--- TASK MATERIAL ---

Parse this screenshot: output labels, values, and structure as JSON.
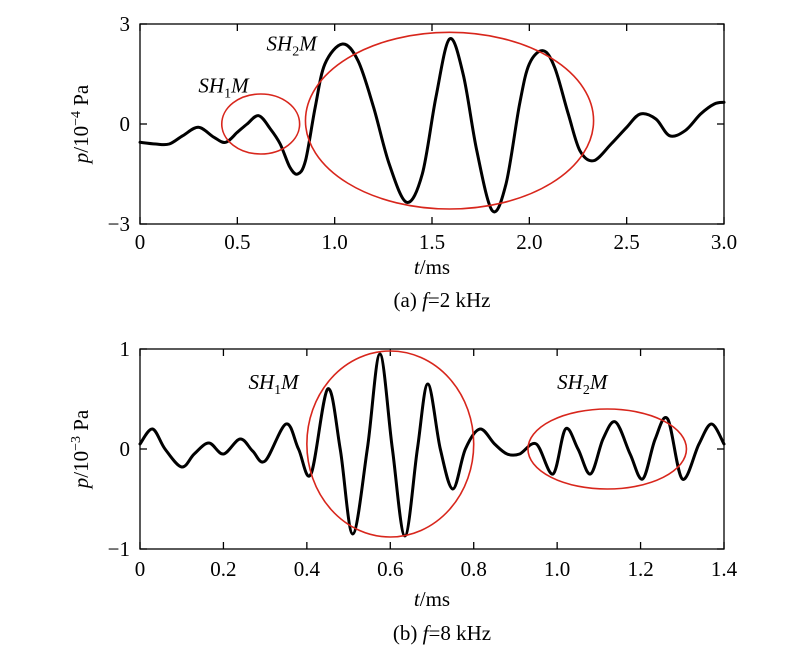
{
  "chart_data": [
    {
      "type": "line",
      "caption": "(a) f=2 kHz",
      "caption_parts": {
        "prefix": "(a) ",
        "var": "f",
        "rest": "=2 kHz"
      },
      "xlabel": {
        "var": "t",
        "unit": "/ms"
      },
      "ylabel": {
        "var": "p",
        "unit_base": "/10",
        "unit_exp": "−4",
        "unit_tail": " Pa"
      },
      "xlim": [
        0,
        3.0
      ],
      "ylim": [
        -3,
        3
      ],
      "xticks": [
        0,
        0.5,
        1.0,
        1.5,
        2.0,
        2.5,
        3.0
      ],
      "xtick_labels": [
        "0",
        "0.5",
        "1.0",
        "1.5",
        "2.0",
        "2.5",
        "3.0"
      ],
      "yticks": [
        -3,
        0,
        3
      ],
      "ytick_labels": [
        "−3",
        "0",
        "3"
      ],
      "series": [
        {
          "x": [
            0,
            0.08,
            0.15,
            0.22,
            0.3,
            0.38,
            0.44,
            0.5,
            0.55,
            0.61,
            0.67,
            0.72,
            0.77,
            0.81,
            0.85,
            0.9,
            0.95,
            1.04,
            1.12,
            1.2,
            1.28,
            1.37,
            1.45,
            1.52,
            1.59,
            1.66,
            1.73,
            1.81,
            1.88,
            1.95,
            2.0,
            2.07,
            2.13,
            2.2,
            2.26,
            2.33,
            2.42,
            2.5,
            2.57,
            2.65,
            2.72,
            2.8,
            2.88,
            2.95,
            3.0
          ],
          "y": [
            -0.55,
            -0.6,
            -0.6,
            -0.35,
            -0.1,
            -0.4,
            -0.55,
            -0.25,
            0.0,
            0.25,
            -0.15,
            -0.6,
            -1.3,
            -1.5,
            -1.1,
            0.5,
            1.8,
            2.4,
            1.9,
            0.5,
            -1.2,
            -2.35,
            -1.5,
            0.8,
            2.55,
            1.5,
            -0.8,
            -2.6,
            -1.8,
            0.6,
            1.8,
            2.2,
            1.7,
            0.3,
            -0.8,
            -1.1,
            -0.6,
            -0.1,
            0.3,
            0.15,
            -0.35,
            -0.2,
            0.3,
            0.6,
            0.65
          ]
        }
      ],
      "annotations": [
        {
          "base": "SH",
          "sub": "1",
          "tail": "M",
          "x": 0.3,
          "y": 0.95
        },
        {
          "base": "SH",
          "sub": "2",
          "tail": "M",
          "x": 0.65,
          "y": 2.2
        }
      ],
      "ellipses": [
        {
          "cx": 0.62,
          "cy": 0.0,
          "rx": 0.2,
          "ry": 0.9,
          "color": "#d8261c"
        },
        {
          "cx": 1.59,
          "cy": 0.1,
          "rx": 0.74,
          "ry": 2.65,
          "color": "#d8261c"
        }
      ]
    },
    {
      "type": "line",
      "caption": "(b) f=8 kHz",
      "caption_parts": {
        "prefix": "(b) ",
        "var": "f",
        "rest": "=8 kHz"
      },
      "xlabel": {
        "var": "t",
        "unit": "/ms"
      },
      "ylabel": {
        "var": "p",
        "unit_base": "/10",
        "unit_exp": "−3",
        "unit_tail": " Pa"
      },
      "xlim": [
        0,
        1.4
      ],
      "ylim": [
        -1,
        1
      ],
      "xticks": [
        0,
        0.2,
        0.4,
        0.6,
        0.8,
        1.0,
        1.2,
        1.4
      ],
      "xtick_labels": [
        "0",
        "0.2",
        "0.4",
        "0.6",
        "0.8",
        "1.0",
        "1.2",
        "1.4"
      ],
      "yticks": [
        -1,
        0,
        1
      ],
      "ytick_labels": [
        "−1",
        "0",
        "1"
      ],
      "series": [
        {
          "x": [
            0,
            0.03,
            0.06,
            0.1,
            0.13,
            0.165,
            0.2,
            0.24,
            0.27,
            0.3,
            0.35,
            0.38,
            0.41,
            0.45,
            0.48,
            0.51,
            0.545,
            0.575,
            0.605,
            0.635,
            0.665,
            0.69,
            0.72,
            0.75,
            0.78,
            0.815,
            0.85,
            0.88,
            0.91,
            0.95,
            0.99,
            1.02,
            1.05,
            1.08,
            1.11,
            1.14,
            1.175,
            1.205,
            1.235,
            1.265,
            1.3,
            1.34,
            1.37,
            1.4
          ],
          "y": [
            0.05,
            0.2,
            0.0,
            -0.18,
            -0.05,
            0.06,
            -0.05,
            0.1,
            -0.02,
            -0.12,
            0.25,
            0.0,
            -0.25,
            0.6,
            0.0,
            -0.85,
            0.0,
            0.95,
            0.0,
            -0.87,
            0.0,
            0.65,
            0.0,
            -0.4,
            0.0,
            0.2,
            0.05,
            -0.05,
            -0.05,
            0.05,
            -0.25,
            0.2,
            0.0,
            -0.25,
            0.1,
            0.27,
            -0.05,
            -0.3,
            0.1,
            0.3,
            -0.3,
            0.05,
            0.25,
            0.05
          ]
        }
      ],
      "annotations": [
        {
          "base": "SH",
          "sub": "1",
          "tail": "M",
          "x": 0.26,
          "y": 0.6
        },
        {
          "base": "SH",
          "sub": "2",
          "tail": "M",
          "x": 1.0,
          "y": 0.6
        }
      ],
      "ellipses": [
        {
          "cx": 0.6,
          "cy": 0.05,
          "rx": 0.2,
          "ry": 0.93,
          "color": "#d8261c"
        },
        {
          "cx": 1.12,
          "cy": 0.0,
          "rx": 0.19,
          "ry": 0.4,
          "color": "#d8261c"
        }
      ]
    }
  ]
}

---

**TASK:** Every entry should be returned exactly as written, minus the pictures.

**THE SOLUTION:**
Parse this screenshot: output labels, values, and structure as JSON.
{
  "chart_data": [
    {
      "type": "line",
      "caption": "(a) f=2 kHz",
      "caption_parts": {
        "prefix": "(a) ",
        "var": "f",
        "rest": "=2 kHz"
      },
      "xlabel": {
        "var": "t",
        "unit": "/ms"
      },
      "ylabel": {
        "var": "p",
        "unit_base": "/10",
        "unit_exp": "−4",
        "unit_tail": " Pa"
      },
      "xlim": [
        0,
        3.0
      ],
      "ylim": [
        -3,
        3
      ],
      "xticks": [
        0,
        0.5,
        1.0,
        1.5,
        2.0,
        2.5,
        3.0
      ],
      "xtick_labels": [
        "0",
        "0.5",
        "1.0",
        "1.5",
        "2.0",
        "2.5",
        "3.0"
      ],
      "yticks": [
        -3,
        0,
        3
      ],
      "ytick_labels": [
        "−3",
        "0",
        "3"
      ],
      "series": [
        {
          "x": [
            0,
            0.08,
            0.15,
            0.22,
            0.3,
            0.38,
            0.44,
            0.5,
            0.55,
            0.61,
            0.67,
            0.72,
            0.77,
            0.81,
            0.85,
            0.9,
            0.95,
            1.04,
            1.12,
            1.2,
            1.28,
            1.37,
            1.45,
            1.52,
            1.59,
            1.66,
            1.73,
            1.81,
            1.88,
            1.95,
            2.0,
            2.07,
            2.13,
            2.2,
            2.26,
            2.33,
            2.42,
            2.5,
            2.57,
            2.65,
            2.72,
            2.8,
            2.88,
            2.95,
            3.0
          ],
          "y": [
            -0.55,
            -0.6,
            -0.6,
            -0.35,
            -0.1,
            -0.4,
            -0.55,
            -0.25,
            0.0,
            0.25,
            -0.15,
            -0.6,
            -1.3,
            -1.5,
            -1.1,
            0.5,
            1.8,
            2.4,
            1.9,
            0.5,
            -1.2,
            -2.35,
            -1.5,
            0.8,
            2.55,
            1.5,
            -0.8,
            -2.6,
            -1.8,
            0.6,
            1.8,
            2.2,
            1.7,
            0.3,
            -0.8,
            -1.1,
            -0.6,
            -0.1,
            0.3,
            0.15,
            -0.35,
            -0.2,
            0.3,
            0.6,
            0.65
          ]
        }
      ],
      "annotations": [
        {
          "base": "SH",
          "sub": "1",
          "tail": "M",
          "x": 0.3,
          "y": 0.95
        },
        {
          "base": "SH",
          "sub": "2",
          "tail": "M",
          "x": 0.65,
          "y": 2.2
        }
      ],
      "ellipses": [
        {
          "cx": 0.62,
          "cy": 0.0,
          "rx": 0.2,
          "ry": 0.9,
          "color": "#d8261c"
        },
        {
          "cx": 1.59,
          "cy": 0.1,
          "rx": 0.74,
          "ry": 2.65,
          "color": "#d8261c"
        }
      ]
    },
    {
      "type": "line",
      "caption": "(b) f=8 kHz",
      "caption_parts": {
        "prefix": "(b) ",
        "var": "f",
        "rest": "=8 kHz"
      },
      "xlabel": {
        "var": "t",
        "unit": "/ms"
      },
      "ylabel": {
        "var": "p",
        "unit_base": "/10",
        "unit_exp": "−3",
        "unit_tail": " Pa"
      },
      "xlim": [
        0,
        1.4
      ],
      "ylim": [
        -1,
        1
      ],
      "xticks": [
        0,
        0.2,
        0.4,
        0.6,
        0.8,
        1.0,
        1.2,
        1.4
      ],
      "xtick_labels": [
        "0",
        "0.2",
        "0.4",
        "0.6",
        "0.8",
        "1.0",
        "1.2",
        "1.4"
      ],
      "yticks": [
        -1,
        0,
        1
      ],
      "ytick_labels": [
        "−1",
        "0",
        "1"
      ],
      "series": [
        {
          "x": [
            0,
            0.03,
            0.06,
            0.1,
            0.13,
            0.165,
            0.2,
            0.24,
            0.27,
            0.3,
            0.35,
            0.38,
            0.41,
            0.45,
            0.48,
            0.51,
            0.545,
            0.575,
            0.605,
            0.635,
            0.665,
            0.69,
            0.72,
            0.75,
            0.78,
            0.815,
            0.85,
            0.88,
            0.91,
            0.95,
            0.99,
            1.02,
            1.05,
            1.08,
            1.11,
            1.14,
            1.175,
            1.205,
            1.235,
            1.265,
            1.3,
            1.34,
            1.37,
            1.4
          ],
          "y": [
            0.05,
            0.2,
            0.0,
            -0.18,
            -0.05,
            0.06,
            -0.05,
            0.1,
            -0.02,
            -0.12,
            0.25,
            0.0,
            -0.25,
            0.6,
            0.0,
            -0.85,
            0.0,
            0.95,
            0.0,
            -0.87,
            0.0,
            0.65,
            0.0,
            -0.4,
            0.0,
            0.2,
            0.05,
            -0.05,
            -0.05,
            0.05,
            -0.25,
            0.2,
            0.0,
            -0.25,
            0.1,
            0.27,
            -0.05,
            -0.3,
            0.1,
            0.3,
            -0.3,
            0.05,
            0.25,
            0.05
          ]
        }
      ],
      "annotations": [
        {
          "base": "SH",
          "sub": "1",
          "tail": "M",
          "x": 0.26,
          "y": 0.6
        },
        {
          "base": "SH",
          "sub": "2",
          "tail": "M",
          "x": 1.0,
          "y": 0.6
        }
      ],
      "ellipses": [
        {
          "cx": 0.6,
          "cy": 0.05,
          "rx": 0.2,
          "ry": 0.93,
          "color": "#d8261c"
        },
        {
          "cx": 1.12,
          "cy": 0.0,
          "rx": 0.19,
          "ry": 0.4,
          "color": "#d8261c"
        }
      ]
    }
  ]
}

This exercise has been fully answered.